Requirement: Reproduce all entries verbatim, with nothing added or dropped.

Extracted data:

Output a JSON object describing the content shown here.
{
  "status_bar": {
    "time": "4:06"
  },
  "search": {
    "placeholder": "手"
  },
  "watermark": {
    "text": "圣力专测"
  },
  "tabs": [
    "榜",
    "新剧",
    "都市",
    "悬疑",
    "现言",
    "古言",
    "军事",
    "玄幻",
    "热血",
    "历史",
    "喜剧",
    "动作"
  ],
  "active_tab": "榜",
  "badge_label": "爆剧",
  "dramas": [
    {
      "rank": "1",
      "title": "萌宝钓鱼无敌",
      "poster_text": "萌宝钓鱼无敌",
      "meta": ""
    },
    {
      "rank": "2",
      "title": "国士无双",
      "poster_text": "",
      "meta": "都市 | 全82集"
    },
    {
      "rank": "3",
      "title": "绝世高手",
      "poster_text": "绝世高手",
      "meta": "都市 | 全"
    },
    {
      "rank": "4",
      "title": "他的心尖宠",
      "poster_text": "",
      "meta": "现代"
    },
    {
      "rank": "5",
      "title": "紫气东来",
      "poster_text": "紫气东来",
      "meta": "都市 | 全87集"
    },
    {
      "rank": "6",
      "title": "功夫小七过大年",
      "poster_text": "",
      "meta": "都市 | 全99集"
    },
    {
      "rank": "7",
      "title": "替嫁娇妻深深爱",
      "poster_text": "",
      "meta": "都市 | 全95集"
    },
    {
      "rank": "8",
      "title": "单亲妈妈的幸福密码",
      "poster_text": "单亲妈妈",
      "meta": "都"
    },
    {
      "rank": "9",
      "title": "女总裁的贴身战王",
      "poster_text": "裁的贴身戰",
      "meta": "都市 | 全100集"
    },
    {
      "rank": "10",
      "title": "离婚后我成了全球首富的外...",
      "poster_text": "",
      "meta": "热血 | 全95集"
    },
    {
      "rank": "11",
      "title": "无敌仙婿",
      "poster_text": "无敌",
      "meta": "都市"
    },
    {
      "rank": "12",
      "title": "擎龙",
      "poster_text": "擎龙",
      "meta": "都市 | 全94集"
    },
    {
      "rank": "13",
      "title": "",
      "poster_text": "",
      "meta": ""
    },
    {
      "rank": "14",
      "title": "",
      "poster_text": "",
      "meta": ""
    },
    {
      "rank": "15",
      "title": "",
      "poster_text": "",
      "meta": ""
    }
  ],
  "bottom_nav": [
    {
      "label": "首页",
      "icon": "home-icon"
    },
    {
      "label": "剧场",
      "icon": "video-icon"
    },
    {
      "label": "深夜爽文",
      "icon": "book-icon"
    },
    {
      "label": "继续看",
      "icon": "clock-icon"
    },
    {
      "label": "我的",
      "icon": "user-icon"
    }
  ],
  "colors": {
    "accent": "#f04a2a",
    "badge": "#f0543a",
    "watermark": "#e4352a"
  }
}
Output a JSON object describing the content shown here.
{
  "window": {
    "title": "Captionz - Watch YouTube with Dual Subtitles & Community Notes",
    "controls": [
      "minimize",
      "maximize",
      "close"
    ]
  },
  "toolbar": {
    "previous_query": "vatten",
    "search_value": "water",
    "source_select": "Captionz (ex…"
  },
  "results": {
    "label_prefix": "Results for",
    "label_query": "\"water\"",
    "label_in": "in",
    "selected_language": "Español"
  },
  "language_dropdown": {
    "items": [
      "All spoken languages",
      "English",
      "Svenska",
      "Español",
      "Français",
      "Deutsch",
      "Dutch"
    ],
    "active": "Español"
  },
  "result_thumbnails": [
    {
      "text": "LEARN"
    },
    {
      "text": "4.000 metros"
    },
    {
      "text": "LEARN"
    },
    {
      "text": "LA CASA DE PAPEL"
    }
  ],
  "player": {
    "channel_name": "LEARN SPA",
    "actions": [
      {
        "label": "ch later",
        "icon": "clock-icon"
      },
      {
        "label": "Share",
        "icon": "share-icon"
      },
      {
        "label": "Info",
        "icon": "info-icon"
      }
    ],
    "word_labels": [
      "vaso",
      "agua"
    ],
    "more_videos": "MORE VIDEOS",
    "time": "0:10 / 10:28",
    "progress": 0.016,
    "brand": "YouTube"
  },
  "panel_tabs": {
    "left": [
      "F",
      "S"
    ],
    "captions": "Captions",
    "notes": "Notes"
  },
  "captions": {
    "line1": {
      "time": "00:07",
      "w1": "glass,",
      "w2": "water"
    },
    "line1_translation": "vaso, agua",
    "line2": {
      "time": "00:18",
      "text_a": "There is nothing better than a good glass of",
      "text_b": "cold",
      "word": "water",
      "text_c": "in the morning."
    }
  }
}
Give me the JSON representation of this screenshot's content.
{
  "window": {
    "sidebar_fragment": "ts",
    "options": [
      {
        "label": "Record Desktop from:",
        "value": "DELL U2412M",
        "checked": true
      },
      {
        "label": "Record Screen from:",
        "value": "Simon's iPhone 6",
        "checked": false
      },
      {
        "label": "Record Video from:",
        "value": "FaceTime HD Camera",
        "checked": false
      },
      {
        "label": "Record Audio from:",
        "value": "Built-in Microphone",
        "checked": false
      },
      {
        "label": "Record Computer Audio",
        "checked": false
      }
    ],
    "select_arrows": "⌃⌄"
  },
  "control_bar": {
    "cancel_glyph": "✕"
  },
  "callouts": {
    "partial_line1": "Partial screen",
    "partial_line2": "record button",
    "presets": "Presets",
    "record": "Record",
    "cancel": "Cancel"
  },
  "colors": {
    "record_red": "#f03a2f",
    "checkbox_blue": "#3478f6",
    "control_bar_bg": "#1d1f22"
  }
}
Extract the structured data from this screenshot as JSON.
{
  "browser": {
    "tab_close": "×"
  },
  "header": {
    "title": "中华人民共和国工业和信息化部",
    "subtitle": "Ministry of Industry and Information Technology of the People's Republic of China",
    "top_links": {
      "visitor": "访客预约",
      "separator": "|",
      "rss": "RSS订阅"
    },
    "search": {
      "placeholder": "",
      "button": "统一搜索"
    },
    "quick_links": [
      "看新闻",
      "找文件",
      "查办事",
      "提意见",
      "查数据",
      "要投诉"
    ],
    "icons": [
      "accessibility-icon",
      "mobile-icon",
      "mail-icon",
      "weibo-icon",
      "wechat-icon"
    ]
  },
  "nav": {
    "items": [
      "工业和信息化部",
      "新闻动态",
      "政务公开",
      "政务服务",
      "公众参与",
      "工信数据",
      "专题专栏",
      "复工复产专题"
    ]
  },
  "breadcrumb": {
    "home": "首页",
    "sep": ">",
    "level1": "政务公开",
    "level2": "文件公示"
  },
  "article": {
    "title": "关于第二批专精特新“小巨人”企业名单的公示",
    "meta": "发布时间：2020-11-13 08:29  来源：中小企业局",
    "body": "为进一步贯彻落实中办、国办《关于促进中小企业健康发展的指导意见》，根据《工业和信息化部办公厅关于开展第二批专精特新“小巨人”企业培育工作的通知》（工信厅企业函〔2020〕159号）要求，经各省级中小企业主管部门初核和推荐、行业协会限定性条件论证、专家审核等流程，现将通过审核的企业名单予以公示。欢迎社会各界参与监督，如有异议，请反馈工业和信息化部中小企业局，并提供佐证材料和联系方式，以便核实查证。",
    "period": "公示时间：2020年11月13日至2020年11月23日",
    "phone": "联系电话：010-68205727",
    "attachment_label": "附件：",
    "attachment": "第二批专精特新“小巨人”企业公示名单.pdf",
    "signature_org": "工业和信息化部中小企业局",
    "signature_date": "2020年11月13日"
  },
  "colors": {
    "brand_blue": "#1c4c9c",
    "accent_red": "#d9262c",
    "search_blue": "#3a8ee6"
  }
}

Problem solution:
Output a JSON object describing the content shown here.
{
  "status_bar": {
    "time": "4:06"
  },
  "search": {
    "placeholder": "手"
  },
  "watermark": {
    "text": "圣力专测"
  },
  "tabs": [
    "榜",
    "新剧",
    "都市",
    "悬疑",
    "现言",
    "古言",
    "军事",
    "玄幻",
    "热血",
    "历史",
    "喜剧",
    "动作"
  ],
  "active_tab": "榜",
  "badge_label": "爆剧",
  "dramas": [
    {
      "rank": "1",
      "title": "萌宝钓鱼无敌",
      "poster_text": "萌宝钓鱼无敌",
      "meta": ""
    },
    {
      "rank": "2",
      "title": "国士无双",
      "poster_text": "",
      "meta": "都市 | 全82集"
    },
    {
      "rank": "3",
      "title": "绝世高手",
      "poster_text": "绝世高手",
      "meta": "都市 | 全"
    },
    {
      "rank": "4",
      "title": "他的心尖宠",
      "poster_text": "",
      "meta": "现代"
    },
    {
      "rank": "5",
      "title": "紫气东来",
      "poster_text": "紫气东来",
      "meta": "都市 | 全87集"
    },
    {
      "rank": "6",
      "title": "功夫小七过大年",
      "poster_text": "",
      "meta": "都市 | 全99集"
    },
    {
      "rank": "7",
      "title": "替嫁娇妻深深爱",
      "poster_text": "",
      "meta": "都市 | 全95集"
    },
    {
      "rank": "8",
      "title": "单亲妈妈的幸福密码",
      "poster_text": "单亲妈妈",
      "meta": "都"
    },
    {
      "rank": "9",
      "title": "女总裁的贴身战王",
      "poster_text": "裁的贴身戰",
      "meta": "都市 | 全100集"
    },
    {
      "rank": "10",
      "title": "离婚后我成了全球首富的外...",
      "poster_text": "",
      "meta": "热血 | 全95集"
    },
    {
      "rank": "11",
      "title": "无敌仙婿",
      "poster_text": "无敌",
      "meta": "都市"
    },
    {
      "rank": "12",
      "title": "擎龙",
      "poster_text": "擎龙",
      "meta": "都市 | 全94集"
    },
    {
      "rank": "13",
      "title": "",
      "poster_text": "",
      "meta": ""
    },
    {
      "rank": "14",
      "title": "",
      "poster_text": "",
      "meta": ""
    },
    {
      "rank": "15",
      "title": "",
      "poster_text": "",
      "meta": ""
    }
  ],
  "bottom_nav": [
    {
      "label": "首页",
      "icon": "home-icon"
    },
    {
      "label": "剧场",
      "icon": "video-icon"
    },
    {
      "label": "深夜爽文",
      "icon": "book-icon"
    },
    {
      "label": "继续看",
      "icon": "clock-icon"
    },
    {
      "label": "我的",
      "icon": "user-icon"
    }
  ],
  "colors": {
    "accent": "#f04a2a",
    "badge": "#f0543a",
    "watermark": "#e4352a"
  }
}
Output a JSON object describing the content shown here.
{
  "window": {
    "title": "Captionz - Watch YouTube with Dual Subtitles & Community Notes",
    "controls": [
      "minimize",
      "maximize",
      "close"
    ]
  },
  "toolbar": {
    "previous_query": "vatten",
    "search_value": "water",
    "source_select": "Captionz (ex…"
  },
  "results": {
    "label_prefix": "Results for",
    "label_query": "\"water\"",
    "label_in": "in",
    "selected_language": "Español"
  },
  "language_dropdown": {
    "items": [
      "All spoken languages",
      "English",
      "Svenska",
      "Español",
      "Français",
      "Deutsch",
      "Dutch"
    ],
    "active": "Español"
  },
  "result_thumbnails": [
    {
      "text": "LEARN"
    },
    {
      "text": "4.000 metros"
    },
    {
      "text": "LEARN"
    },
    {
      "text": "LA CASA DE PAPEL"
    }
  ],
  "player": {
    "channel_name": "LEARN SPA",
    "actions": [
      {
        "label": "ch later",
        "icon": "clock-icon"
      },
      {
        "label": "Share",
        "icon": "share-icon"
      },
      {
        "label": "Info",
        "icon": "info-icon"
      }
    ],
    "word_labels": [
      "vaso",
      "agua"
    ],
    "more_videos": "MORE VIDEOS",
    "time": "0:10 / 10:28",
    "progress": 0.016,
    "brand": "YouTube"
  },
  "panel_tabs": {
    "left": [
      "F",
      "S"
    ],
    "captions": "Captions",
    "notes": "Notes"
  },
  "captions": {
    "line1": {
      "time": "00:07",
      "w1": "glass,",
      "w2": "water"
    },
    "line1_translation": "vaso, agua",
    "line2": {
      "time": "00:18",
      "text_a": "There is nothing better than a good glass of",
      "text_b": "cold",
      "word": "water",
      "text_c": "in the morning."
    }
  }
}
Give me the JSON representation of this screenshot's content.
{
  "window": {
    "sidebar_fragment": "ts",
    "options": [
      {
        "label": "Record Desktop from:",
        "value": "DELL U2412M",
        "checked": true
      },
      {
        "label": "Record Screen from:",
        "value": "Simon's iPhone 6",
        "checked": false
      },
      {
        "label": "Record Video from:",
        "value": "FaceTime HD Camera",
        "checked": false
      },
      {
        "label": "Record Audio from:",
        "value": "Built-in Microphone",
        "checked": false
      },
      {
        "label": "Record Computer Audio",
        "checked": false
      }
    ],
    "select_arrows": "⌃⌄"
  },
  "control_bar": {
    "cancel_glyph": "✕"
  },
  "callouts": {
    "partial_line1": "Partial screen",
    "partial_line2": "record button",
    "presets": "Presets",
    "record": "Record",
    "cancel": "Cancel"
  },
  "colors": {
    "record_red": "#f03a2f",
    "checkbox_blue": "#3478f6",
    "control_bar_bg": "#1d1f22"
  }
}
Extract the structured data from this screenshot as JSON.
{
  "browser": {
    "tab_close": "×"
  },
  "header": {
    "title": "中华人民共和国工业和信息化部",
    "subtitle": "Ministry of Industry and Information Technology of the People's Republic of China",
    "top_links": {
      "visitor": "访客预约",
      "separator": "|",
      "rss": "RSS订阅"
    },
    "search": {
      "placeholder": "",
      "button": "统一搜索"
    },
    "quick_links": [
      "看新闻",
      "找文件",
      "查办事",
      "提意见",
      "查数据",
      "要投诉"
    ],
    "icons": [
      "accessibility-icon",
      "mobile-icon",
      "mail-icon",
      "weibo-icon",
      "wechat-icon"
    ]
  },
  "nav": {
    "items": [
      "工业和信息化部",
      "新闻动态",
      "政务公开",
      "政务服务",
      "公众参与",
      "工信数据",
      "专题专栏",
      "复工复产专题"
    ]
  },
  "breadcrumb": {
    "home": "首页",
    "sep": ">",
    "level1": "政务公开",
    "level2": "文件公示"
  },
  "article": {
    "title": "关于第二批专精特新“小巨人”企业名单的公示",
    "meta": "发布时间：2020-11-13 08:29  来源：中小企业局",
    "body": "为进一步贯彻落实中办、国办《关于促进中小企业健康发展的指导意见》，根据《工业和信息化部办公厅关于开展第二批专精特新“小巨人”企业培育工作的通知》（工信厅企业函〔2020〕159号）要求，经各省级中小企业主管部门初核和推荐、行业协会限定性条件论证、专家审核等流程，现将通过审核的企业名单予以公示。欢迎社会各界参与监督，如有异议，请反馈工业和信息化部中小企业局，并提供佐证材料和联系方式，以便核实查证。",
    "period": "公示时间：2020年11月13日至2020年11月23日",
    "phone": "联系电话：010-68205727",
    "attachment_label": "附件：",
    "attachment": "第二批专精特新“小巨人”企业公示名单.pdf",
    "signature_org": "工业和信息化部中小企业局",
    "signature_date": "2020年11月13日"
  },
  "colors": {
    "brand_blue": "#1c4c9c",
    "accent_red": "#d9262c",
    "search_blue": "#3a8ee6"
  }
}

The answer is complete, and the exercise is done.